▶ [Problem to work on] How many of the lines that follow contain the word "plataforma"? Give only the number.

▶ [Items listed in a dataset]
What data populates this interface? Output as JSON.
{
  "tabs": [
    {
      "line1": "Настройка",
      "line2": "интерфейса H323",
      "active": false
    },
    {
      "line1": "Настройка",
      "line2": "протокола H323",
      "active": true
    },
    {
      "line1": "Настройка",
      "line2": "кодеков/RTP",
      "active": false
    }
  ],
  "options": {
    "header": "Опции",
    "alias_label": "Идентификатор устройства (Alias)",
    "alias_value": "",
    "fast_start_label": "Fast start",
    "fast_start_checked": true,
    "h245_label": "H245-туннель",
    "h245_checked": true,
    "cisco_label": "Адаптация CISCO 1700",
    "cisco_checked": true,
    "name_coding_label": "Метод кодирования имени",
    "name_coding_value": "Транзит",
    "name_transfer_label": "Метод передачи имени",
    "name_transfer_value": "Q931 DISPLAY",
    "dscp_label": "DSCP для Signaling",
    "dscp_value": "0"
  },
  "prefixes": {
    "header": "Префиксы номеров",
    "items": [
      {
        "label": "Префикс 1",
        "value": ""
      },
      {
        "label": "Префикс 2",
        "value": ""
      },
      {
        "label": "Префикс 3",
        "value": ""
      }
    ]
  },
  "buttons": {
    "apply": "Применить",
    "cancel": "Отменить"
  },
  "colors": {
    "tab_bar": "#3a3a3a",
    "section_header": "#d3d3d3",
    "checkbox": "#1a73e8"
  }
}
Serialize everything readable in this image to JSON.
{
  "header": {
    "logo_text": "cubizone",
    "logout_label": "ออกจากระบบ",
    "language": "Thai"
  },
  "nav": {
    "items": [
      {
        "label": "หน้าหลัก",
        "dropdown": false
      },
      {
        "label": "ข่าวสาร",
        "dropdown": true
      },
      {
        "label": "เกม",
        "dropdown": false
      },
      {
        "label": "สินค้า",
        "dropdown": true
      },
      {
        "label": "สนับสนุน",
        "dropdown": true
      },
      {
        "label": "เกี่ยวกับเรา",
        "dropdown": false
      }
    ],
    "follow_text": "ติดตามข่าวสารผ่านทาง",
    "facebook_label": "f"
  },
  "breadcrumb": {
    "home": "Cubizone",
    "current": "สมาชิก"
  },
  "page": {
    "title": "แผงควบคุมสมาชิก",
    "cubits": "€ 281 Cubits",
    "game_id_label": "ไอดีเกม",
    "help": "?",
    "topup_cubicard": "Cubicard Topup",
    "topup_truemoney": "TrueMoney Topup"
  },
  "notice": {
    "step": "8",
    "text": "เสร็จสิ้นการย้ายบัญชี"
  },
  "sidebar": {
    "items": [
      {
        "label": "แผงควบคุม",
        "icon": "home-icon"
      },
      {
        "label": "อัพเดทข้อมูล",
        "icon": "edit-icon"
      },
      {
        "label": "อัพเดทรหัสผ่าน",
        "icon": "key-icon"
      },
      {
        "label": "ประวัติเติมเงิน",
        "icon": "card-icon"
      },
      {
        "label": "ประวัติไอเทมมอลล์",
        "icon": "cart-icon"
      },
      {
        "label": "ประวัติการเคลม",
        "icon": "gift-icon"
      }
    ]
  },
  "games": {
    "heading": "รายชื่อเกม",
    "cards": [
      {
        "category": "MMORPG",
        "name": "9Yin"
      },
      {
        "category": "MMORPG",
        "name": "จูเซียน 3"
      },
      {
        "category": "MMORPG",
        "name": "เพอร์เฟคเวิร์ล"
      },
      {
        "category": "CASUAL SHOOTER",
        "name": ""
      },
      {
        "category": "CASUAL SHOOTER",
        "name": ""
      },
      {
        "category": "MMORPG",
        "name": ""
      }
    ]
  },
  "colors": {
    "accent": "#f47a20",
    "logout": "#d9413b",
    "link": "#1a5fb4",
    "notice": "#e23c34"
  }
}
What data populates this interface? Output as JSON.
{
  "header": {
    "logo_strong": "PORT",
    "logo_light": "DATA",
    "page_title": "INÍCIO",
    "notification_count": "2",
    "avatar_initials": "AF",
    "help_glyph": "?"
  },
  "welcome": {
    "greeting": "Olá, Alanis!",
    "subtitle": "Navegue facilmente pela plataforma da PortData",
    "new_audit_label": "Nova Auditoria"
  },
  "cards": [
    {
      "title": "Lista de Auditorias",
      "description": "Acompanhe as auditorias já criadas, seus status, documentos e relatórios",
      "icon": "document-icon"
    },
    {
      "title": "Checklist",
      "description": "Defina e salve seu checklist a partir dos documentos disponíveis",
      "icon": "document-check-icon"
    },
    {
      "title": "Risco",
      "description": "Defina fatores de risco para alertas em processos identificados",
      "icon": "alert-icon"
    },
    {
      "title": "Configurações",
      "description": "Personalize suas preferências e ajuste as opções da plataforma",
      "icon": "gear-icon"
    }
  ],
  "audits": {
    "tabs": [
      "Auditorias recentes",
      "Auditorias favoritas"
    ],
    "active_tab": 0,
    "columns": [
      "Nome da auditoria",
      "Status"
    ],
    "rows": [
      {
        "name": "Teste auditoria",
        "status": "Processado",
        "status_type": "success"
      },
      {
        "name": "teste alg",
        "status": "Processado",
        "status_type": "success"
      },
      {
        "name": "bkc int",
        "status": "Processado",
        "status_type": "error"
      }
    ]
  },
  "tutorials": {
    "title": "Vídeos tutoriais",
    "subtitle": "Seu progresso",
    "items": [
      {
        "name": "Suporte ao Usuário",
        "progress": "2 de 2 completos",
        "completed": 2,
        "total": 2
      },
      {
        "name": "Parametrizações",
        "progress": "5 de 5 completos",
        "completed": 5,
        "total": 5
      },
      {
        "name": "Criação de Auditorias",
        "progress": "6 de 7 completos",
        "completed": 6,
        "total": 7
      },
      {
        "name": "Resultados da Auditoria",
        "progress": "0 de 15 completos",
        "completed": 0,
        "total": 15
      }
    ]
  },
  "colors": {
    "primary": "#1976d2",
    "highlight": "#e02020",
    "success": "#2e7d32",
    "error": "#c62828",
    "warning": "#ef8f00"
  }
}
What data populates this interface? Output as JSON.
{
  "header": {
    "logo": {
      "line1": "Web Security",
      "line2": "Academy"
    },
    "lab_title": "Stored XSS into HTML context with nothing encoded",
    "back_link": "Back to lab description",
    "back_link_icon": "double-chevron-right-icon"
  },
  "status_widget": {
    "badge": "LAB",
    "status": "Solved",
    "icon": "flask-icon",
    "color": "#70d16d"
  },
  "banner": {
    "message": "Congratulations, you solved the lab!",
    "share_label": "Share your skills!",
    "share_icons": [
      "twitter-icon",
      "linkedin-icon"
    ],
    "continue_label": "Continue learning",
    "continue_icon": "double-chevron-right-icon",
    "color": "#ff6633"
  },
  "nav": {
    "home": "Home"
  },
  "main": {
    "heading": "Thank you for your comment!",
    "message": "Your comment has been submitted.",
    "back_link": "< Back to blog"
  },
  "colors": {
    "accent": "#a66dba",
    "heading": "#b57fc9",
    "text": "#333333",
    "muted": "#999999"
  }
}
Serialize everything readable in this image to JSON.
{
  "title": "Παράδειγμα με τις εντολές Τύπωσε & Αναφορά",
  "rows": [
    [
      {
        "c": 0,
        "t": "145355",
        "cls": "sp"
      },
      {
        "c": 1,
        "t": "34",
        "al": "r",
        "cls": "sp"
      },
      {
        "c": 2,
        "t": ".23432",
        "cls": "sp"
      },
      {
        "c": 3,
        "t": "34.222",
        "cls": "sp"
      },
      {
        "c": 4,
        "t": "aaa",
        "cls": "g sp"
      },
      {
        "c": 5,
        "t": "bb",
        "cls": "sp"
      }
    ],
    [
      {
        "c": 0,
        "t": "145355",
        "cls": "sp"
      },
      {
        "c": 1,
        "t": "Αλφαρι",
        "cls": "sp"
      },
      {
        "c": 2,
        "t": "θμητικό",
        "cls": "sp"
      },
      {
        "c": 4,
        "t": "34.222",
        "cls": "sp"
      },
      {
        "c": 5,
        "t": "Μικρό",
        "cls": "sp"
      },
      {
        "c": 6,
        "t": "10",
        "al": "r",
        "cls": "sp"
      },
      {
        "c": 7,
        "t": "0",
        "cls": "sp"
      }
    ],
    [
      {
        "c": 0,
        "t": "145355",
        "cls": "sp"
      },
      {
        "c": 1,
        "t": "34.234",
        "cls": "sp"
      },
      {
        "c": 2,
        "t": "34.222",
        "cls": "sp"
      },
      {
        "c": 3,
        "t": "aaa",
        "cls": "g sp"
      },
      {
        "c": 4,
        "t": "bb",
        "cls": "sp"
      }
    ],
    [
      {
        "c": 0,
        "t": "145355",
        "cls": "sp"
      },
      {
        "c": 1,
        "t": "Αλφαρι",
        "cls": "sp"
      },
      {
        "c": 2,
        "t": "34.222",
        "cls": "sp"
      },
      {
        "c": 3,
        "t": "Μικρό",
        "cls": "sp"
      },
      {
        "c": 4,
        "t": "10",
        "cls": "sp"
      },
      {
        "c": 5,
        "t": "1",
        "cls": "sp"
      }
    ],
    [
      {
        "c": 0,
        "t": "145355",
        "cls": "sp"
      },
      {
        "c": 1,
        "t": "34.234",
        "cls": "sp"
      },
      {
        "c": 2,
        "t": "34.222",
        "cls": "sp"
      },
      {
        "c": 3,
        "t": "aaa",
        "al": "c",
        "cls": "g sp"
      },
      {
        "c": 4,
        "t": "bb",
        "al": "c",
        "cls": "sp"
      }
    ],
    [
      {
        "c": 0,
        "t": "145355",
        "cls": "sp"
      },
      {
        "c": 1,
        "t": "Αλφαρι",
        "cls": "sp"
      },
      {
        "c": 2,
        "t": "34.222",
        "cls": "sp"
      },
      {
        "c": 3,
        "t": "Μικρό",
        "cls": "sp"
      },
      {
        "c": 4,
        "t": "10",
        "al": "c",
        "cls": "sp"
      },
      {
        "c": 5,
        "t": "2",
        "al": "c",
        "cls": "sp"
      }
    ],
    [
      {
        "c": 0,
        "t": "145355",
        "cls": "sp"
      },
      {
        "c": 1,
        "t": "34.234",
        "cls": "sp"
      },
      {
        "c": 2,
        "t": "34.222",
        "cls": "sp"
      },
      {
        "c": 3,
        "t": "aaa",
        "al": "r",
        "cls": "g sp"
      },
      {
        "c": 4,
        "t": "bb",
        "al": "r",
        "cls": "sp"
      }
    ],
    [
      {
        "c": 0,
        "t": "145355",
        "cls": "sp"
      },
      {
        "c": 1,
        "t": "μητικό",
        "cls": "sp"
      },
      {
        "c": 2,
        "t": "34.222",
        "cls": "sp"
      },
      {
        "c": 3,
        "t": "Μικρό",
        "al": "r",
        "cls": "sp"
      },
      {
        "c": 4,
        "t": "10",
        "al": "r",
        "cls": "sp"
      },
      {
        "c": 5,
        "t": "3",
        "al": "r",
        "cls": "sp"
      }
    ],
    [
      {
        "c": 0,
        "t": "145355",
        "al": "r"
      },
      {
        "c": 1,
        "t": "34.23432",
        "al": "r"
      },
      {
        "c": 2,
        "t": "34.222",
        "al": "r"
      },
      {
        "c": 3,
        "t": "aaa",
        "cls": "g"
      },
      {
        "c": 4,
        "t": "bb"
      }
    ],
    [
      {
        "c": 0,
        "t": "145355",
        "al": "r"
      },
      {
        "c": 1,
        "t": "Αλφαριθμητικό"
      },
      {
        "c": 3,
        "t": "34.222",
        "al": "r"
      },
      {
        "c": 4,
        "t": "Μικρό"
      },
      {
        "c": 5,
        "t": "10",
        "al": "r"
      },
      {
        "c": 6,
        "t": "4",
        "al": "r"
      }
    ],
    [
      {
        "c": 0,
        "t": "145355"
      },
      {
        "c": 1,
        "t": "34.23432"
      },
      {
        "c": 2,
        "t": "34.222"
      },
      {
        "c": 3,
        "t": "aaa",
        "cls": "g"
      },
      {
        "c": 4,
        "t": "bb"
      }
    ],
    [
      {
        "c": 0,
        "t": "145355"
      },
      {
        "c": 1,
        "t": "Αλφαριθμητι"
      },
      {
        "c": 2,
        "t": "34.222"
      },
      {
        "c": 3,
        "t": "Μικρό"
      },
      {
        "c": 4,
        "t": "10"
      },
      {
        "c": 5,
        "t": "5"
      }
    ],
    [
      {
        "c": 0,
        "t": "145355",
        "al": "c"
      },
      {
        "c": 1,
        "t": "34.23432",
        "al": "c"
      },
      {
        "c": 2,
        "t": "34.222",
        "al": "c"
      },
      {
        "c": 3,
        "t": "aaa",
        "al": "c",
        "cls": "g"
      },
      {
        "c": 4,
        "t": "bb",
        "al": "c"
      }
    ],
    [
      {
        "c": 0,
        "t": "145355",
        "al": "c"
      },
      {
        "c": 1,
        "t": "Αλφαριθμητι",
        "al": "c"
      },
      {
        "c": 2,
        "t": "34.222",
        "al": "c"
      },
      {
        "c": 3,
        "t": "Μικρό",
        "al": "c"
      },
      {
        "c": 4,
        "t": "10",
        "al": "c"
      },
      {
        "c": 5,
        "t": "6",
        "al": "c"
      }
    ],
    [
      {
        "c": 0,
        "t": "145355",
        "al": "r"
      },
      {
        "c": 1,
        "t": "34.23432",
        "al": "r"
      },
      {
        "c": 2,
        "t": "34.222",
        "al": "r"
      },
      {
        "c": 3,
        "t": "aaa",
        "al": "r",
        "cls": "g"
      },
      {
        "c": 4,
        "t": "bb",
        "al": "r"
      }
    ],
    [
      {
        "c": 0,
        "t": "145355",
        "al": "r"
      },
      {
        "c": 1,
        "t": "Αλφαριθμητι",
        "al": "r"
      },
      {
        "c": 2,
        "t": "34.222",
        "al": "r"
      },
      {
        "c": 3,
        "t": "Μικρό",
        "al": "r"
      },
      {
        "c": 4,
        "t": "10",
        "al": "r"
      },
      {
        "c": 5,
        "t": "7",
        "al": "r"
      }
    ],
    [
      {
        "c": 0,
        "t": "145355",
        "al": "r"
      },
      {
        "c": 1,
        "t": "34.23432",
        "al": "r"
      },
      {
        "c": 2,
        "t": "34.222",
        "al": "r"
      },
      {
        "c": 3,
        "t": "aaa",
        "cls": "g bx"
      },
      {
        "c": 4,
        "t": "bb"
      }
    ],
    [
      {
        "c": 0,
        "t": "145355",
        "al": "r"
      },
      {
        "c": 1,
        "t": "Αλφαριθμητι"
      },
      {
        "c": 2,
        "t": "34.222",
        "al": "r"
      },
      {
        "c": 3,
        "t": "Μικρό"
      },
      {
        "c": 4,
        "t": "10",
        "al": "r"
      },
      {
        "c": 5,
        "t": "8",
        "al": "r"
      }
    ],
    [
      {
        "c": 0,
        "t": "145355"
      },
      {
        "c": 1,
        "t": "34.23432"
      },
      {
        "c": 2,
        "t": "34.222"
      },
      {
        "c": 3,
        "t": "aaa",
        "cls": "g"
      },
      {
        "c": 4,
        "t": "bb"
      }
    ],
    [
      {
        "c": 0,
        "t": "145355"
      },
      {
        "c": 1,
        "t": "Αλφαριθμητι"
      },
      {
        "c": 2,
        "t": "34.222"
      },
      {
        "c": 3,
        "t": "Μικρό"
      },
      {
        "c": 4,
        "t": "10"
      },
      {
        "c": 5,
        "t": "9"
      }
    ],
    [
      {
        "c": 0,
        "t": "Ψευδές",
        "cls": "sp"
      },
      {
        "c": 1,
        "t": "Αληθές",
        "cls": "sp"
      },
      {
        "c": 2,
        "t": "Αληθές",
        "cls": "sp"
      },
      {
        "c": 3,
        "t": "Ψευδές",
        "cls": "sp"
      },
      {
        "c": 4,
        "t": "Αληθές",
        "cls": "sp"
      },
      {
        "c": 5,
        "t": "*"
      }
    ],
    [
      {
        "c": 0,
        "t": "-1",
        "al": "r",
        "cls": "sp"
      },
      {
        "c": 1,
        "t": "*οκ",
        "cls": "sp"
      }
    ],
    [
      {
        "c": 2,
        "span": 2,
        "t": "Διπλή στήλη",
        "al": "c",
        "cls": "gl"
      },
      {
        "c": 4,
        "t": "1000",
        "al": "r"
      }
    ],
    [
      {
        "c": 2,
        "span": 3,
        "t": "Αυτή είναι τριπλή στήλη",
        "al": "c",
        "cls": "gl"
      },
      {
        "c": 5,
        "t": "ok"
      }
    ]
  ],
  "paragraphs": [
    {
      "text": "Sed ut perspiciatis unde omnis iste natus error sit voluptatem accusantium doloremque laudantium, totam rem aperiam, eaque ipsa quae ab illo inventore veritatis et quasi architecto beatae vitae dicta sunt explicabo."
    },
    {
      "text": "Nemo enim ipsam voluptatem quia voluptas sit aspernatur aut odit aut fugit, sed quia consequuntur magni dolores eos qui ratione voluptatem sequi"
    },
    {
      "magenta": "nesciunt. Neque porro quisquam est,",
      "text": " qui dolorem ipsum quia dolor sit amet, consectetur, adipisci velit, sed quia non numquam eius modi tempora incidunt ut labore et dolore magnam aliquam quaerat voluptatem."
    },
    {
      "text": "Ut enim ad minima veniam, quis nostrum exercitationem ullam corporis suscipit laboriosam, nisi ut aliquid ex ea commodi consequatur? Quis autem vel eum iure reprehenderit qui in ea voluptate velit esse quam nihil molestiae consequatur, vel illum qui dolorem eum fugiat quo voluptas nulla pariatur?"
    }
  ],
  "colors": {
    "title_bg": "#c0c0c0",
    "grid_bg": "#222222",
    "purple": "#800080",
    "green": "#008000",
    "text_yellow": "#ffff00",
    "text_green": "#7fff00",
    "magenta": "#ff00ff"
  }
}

▶ [Reply] 2